In upholding the trial court, the Tenth Circuit Court of Appeals did not challenge the validity of the new psychiatric evaluations: “It is true that a factual basis for a substantial insanity defense was developed in the post-trial affidavits of Dr. Martin and the psychologist.” Id. at 403. However, the evaluations did not constitute new evidence warranting a re-trial, as Allen and trial counsel were both made aware of his mental condition prior to trial. Allen had previously been hospitalized for mental illness and had even undergone electroshock therapy for his condition. The trial court further noted that, “even assuming it is in the nature of Allen’s illness to conceal its nature and severity, there is no contention that his attorneys ... labored under the same handicap.” Id.

Even if we assume that Dr. Cornell’s report constitutes newly discovered evidence, we cannot agree that it was un-discoverable at the time Carneal pled guilty. Obviously, Carneal and his trial counsel were aware of a mental condition, ultimately accepting a plea of “guilty but mentally ill.” Before the plea, Dr. Cornell diagnosed Carneal with schizotypal personality disorder, which he indicated may involve temporary psychotic episodes. While his present diagnosis of schizophrenia is much more severe, the possibility that Carneal was in the midst of a psychotic episode at the time of the shooting was recognized prior to sentencing. More notably, Carneal was given the more severe diagnosis of schizophrenia as early as 1999, yet his motion for a new trial was not filed until 2004. For these reasons, we do not believe the trial court abused its discretion in rejecting Carneal’s motion for a new trial as untimely.

CR 60.02 Motion

Finally, Carneal reiterated his claims for relief under RCr 11.42 and RCr 10.06, arguing they also constitute a “reason of an extraordinary nature justifying relief’ under CR 60.02(f). CR 60.02(f) requires the motion be brought within “a reasonable time.” What constitutes a reasonable time is left to the discretion of the trial court, and a hearing on this issue is not required. Gross v. Commonwealth, 648 S.W.2d 853, 858 (Ky.1983). For the reasons explained supra, we find no abuse of discretion in the trial court’s determination that Carneal’s CR 60.02 motion was untimely.

Conclusion

The opinion of the Court of Appeals is reversed as to Carneal’s RCr 11.42 motion. We affirm the Court of Appeals with respect to the CR 60.02 and RCr 10.02 motions. The judgment of the McCracken Circuit Court is reinstated.

ABRAMSON, NOBLE, SCHRODER, SCOTT, VENTERS, JJ., concur. MINTON, C.J., not sitting.

**Assignment:** Decide whether each statement agrees with the opinion excerpt, answering yes or no and quoting the words that settle it: (a) Carneal received a schizophrenia diagnosis as early as 1999; (b) a hearing must be held to decide what counts as a reasonable time under CR 60.02(f); (c) the judgment of the McCracken Circuit Court is reinstated. The data that comes next has nothing to do with the opinion excerpt.

[Dataset items]
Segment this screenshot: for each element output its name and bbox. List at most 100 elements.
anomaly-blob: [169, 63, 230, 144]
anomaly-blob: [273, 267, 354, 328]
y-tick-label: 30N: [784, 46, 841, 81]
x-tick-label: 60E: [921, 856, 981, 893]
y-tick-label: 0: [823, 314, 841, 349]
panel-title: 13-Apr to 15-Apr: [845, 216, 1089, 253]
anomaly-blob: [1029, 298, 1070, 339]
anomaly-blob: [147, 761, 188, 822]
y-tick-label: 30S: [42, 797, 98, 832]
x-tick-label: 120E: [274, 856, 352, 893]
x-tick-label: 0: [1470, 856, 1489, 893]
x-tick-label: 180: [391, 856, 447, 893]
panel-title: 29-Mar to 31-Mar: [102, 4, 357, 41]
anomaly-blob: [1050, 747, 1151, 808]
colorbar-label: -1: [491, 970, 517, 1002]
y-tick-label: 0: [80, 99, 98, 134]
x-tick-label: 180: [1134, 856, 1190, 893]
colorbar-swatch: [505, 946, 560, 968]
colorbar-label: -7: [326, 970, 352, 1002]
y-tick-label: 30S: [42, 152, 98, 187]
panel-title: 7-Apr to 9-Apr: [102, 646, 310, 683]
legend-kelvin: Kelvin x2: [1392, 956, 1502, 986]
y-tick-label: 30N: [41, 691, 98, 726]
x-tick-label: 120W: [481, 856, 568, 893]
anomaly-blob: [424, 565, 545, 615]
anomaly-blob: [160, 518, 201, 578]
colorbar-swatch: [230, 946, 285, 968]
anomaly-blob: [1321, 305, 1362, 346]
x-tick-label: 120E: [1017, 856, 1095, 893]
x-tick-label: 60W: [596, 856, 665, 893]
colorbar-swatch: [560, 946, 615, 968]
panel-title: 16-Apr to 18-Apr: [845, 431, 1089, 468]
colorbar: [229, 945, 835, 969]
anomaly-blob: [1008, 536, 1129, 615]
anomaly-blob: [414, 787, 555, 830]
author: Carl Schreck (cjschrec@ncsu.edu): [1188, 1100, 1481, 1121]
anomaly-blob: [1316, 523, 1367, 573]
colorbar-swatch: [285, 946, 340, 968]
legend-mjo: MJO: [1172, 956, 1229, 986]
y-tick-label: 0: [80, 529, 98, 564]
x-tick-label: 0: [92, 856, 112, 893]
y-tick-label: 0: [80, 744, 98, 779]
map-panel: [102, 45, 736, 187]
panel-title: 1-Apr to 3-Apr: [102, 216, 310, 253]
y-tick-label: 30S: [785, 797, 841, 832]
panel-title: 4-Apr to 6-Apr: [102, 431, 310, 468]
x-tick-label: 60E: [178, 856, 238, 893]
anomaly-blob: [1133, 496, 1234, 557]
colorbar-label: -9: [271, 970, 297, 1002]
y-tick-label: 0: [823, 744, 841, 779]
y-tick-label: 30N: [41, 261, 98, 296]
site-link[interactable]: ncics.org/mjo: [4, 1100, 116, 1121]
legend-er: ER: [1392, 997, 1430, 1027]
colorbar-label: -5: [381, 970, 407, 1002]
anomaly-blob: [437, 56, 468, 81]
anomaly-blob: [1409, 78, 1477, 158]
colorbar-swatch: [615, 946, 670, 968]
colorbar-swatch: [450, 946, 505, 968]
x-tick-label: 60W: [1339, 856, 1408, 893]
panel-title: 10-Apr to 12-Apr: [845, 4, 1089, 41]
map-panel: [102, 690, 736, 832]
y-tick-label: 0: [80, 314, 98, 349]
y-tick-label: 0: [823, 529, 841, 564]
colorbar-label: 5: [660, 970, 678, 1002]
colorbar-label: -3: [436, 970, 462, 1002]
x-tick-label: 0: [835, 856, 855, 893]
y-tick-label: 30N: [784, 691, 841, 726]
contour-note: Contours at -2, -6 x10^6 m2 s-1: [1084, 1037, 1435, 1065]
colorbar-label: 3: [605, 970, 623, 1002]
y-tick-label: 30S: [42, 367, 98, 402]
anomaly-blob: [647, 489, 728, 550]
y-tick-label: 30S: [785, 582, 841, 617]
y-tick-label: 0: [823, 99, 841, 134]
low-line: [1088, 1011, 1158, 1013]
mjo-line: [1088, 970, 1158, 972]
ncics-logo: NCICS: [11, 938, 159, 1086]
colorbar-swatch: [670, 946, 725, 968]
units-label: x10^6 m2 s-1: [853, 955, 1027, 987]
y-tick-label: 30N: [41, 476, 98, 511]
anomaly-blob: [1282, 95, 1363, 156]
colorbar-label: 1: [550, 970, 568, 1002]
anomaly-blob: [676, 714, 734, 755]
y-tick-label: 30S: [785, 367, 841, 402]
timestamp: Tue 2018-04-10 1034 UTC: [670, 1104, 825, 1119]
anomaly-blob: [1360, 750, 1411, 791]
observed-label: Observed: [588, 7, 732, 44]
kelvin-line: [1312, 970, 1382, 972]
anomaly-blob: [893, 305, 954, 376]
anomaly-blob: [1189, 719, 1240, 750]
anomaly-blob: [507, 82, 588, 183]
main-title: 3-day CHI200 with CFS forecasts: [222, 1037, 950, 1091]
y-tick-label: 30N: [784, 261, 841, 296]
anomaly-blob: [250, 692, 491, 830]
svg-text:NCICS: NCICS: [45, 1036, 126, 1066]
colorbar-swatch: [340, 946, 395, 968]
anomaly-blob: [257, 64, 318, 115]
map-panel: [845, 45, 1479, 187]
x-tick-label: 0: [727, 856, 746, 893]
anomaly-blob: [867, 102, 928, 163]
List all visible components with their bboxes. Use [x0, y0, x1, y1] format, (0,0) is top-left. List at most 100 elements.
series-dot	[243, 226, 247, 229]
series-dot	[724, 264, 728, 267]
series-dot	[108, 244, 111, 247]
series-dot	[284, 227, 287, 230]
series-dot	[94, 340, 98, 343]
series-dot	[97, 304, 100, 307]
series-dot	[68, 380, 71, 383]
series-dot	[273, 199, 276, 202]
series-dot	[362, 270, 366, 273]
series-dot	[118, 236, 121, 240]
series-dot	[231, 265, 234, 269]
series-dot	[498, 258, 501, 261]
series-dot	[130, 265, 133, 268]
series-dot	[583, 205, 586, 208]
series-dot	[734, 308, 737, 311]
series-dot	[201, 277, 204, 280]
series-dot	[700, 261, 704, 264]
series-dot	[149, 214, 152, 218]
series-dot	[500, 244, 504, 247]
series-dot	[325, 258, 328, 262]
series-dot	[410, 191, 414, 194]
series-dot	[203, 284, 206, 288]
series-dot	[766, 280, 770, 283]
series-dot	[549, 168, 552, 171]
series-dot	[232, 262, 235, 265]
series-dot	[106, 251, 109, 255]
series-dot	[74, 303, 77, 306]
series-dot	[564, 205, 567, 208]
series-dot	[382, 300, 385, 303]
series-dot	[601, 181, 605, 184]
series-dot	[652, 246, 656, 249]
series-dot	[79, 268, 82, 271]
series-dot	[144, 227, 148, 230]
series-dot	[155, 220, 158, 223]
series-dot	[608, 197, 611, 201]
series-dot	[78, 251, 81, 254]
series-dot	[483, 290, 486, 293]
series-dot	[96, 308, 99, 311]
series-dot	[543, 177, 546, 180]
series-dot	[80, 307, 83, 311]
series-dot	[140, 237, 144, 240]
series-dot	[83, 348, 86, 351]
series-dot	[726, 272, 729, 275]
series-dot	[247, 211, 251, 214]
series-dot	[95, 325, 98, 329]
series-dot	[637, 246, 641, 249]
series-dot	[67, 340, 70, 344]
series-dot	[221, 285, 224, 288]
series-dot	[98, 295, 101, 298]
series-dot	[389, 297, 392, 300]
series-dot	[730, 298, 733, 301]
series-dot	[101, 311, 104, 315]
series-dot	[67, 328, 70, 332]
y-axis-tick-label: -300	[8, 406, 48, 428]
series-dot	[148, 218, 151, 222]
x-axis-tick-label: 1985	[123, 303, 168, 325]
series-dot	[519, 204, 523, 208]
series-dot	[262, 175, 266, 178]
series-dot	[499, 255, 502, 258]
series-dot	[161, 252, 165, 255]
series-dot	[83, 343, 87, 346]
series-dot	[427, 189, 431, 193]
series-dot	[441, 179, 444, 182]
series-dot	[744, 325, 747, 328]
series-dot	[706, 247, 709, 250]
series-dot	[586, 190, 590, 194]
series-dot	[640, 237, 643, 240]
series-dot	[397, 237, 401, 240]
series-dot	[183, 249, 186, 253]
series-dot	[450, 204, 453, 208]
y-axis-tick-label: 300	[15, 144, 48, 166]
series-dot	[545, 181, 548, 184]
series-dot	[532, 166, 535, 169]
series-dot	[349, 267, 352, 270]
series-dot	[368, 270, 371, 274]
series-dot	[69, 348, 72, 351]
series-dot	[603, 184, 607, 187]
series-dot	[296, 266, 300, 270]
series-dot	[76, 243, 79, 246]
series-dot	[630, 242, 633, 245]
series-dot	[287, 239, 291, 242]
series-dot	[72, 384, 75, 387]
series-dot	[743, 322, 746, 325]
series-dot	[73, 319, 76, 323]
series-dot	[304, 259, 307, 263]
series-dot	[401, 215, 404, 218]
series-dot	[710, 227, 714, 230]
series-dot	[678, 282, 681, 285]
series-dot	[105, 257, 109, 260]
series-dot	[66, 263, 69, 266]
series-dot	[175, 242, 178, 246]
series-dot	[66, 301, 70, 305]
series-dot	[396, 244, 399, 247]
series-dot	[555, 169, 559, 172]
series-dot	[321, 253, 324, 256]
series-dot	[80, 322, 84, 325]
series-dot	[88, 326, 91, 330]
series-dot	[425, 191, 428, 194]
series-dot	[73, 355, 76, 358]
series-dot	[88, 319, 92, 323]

**Result:**
(a) Yes: "Carneal was given the more severe diagnosis of schizophrenia as early as 1999"
(b) No: "a hearing on this issue is not required."
(c) Yes: "The judgment of the McCracken Circuit Court is reinstated."